» STATED TASK
Compute how many lines in the entries below contain "this", and output nothing but the number.

[Stored records]
========

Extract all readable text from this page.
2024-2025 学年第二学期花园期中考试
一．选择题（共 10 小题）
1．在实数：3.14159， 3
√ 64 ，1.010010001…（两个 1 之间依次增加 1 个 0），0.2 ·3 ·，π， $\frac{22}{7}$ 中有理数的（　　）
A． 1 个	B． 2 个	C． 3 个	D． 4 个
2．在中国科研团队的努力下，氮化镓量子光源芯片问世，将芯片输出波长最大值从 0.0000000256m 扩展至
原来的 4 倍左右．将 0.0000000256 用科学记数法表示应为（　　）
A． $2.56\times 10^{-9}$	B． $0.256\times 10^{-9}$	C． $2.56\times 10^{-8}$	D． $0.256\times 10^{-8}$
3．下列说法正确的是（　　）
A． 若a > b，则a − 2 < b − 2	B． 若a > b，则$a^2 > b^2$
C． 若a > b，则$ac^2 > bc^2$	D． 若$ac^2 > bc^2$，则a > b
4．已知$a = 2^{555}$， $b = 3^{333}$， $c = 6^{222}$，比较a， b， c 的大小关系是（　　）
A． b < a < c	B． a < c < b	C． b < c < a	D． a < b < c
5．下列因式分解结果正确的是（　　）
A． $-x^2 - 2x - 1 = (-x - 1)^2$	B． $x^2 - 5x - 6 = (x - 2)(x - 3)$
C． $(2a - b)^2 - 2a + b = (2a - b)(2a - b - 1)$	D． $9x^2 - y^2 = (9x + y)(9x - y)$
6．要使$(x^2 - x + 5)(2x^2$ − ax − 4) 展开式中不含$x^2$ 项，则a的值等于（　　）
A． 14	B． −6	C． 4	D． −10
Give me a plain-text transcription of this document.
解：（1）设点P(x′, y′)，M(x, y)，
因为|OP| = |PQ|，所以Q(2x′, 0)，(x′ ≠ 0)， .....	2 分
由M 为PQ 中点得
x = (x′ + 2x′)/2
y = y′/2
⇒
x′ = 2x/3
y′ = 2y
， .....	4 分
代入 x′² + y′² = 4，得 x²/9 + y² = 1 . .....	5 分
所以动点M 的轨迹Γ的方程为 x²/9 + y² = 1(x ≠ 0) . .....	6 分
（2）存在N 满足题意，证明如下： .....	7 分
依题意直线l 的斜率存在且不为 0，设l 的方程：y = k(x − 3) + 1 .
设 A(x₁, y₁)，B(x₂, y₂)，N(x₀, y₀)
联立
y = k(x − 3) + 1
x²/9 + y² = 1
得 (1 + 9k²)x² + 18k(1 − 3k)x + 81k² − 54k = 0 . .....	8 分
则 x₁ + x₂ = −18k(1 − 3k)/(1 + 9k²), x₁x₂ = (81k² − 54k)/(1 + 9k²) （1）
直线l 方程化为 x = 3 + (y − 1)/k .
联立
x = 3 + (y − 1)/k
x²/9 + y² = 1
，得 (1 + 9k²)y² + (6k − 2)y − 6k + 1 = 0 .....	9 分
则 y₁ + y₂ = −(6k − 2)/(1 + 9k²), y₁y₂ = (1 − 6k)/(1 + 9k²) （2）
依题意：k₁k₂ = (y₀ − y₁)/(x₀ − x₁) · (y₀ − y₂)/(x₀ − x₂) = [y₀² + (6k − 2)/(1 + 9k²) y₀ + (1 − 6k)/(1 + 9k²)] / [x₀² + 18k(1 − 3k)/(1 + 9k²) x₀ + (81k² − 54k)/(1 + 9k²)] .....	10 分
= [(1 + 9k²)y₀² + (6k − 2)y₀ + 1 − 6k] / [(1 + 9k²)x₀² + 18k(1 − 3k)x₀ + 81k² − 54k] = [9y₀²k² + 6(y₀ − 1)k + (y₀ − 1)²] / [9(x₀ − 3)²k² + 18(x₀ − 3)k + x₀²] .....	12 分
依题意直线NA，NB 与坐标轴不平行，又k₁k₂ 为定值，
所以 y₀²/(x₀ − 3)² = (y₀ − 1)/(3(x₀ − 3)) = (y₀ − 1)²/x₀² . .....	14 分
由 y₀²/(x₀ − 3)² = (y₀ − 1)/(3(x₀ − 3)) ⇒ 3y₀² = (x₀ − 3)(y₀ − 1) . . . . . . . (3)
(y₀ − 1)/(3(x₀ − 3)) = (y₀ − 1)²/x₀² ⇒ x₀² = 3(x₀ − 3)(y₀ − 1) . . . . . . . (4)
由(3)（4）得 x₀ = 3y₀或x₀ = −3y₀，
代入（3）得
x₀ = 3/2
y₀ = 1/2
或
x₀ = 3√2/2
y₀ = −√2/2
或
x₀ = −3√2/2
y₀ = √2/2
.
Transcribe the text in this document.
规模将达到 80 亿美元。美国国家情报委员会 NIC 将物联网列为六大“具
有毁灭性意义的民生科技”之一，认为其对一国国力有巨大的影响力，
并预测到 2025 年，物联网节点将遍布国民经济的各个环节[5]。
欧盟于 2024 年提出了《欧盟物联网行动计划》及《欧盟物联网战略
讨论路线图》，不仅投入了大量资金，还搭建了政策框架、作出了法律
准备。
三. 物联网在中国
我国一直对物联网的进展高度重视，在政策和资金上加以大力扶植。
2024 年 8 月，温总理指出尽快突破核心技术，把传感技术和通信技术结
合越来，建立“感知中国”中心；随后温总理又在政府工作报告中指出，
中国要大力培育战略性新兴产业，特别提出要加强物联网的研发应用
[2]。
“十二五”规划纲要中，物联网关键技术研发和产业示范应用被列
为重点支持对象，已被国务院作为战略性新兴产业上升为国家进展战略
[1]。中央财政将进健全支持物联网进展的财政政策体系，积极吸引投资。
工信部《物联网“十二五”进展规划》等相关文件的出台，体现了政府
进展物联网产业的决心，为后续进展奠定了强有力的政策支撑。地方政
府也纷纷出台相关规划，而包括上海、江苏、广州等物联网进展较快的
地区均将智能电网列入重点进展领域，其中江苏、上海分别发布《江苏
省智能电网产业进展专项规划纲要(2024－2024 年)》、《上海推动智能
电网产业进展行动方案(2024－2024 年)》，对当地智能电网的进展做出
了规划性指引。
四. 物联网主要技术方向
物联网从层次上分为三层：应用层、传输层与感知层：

========

» COMPLETE OUTPUT
3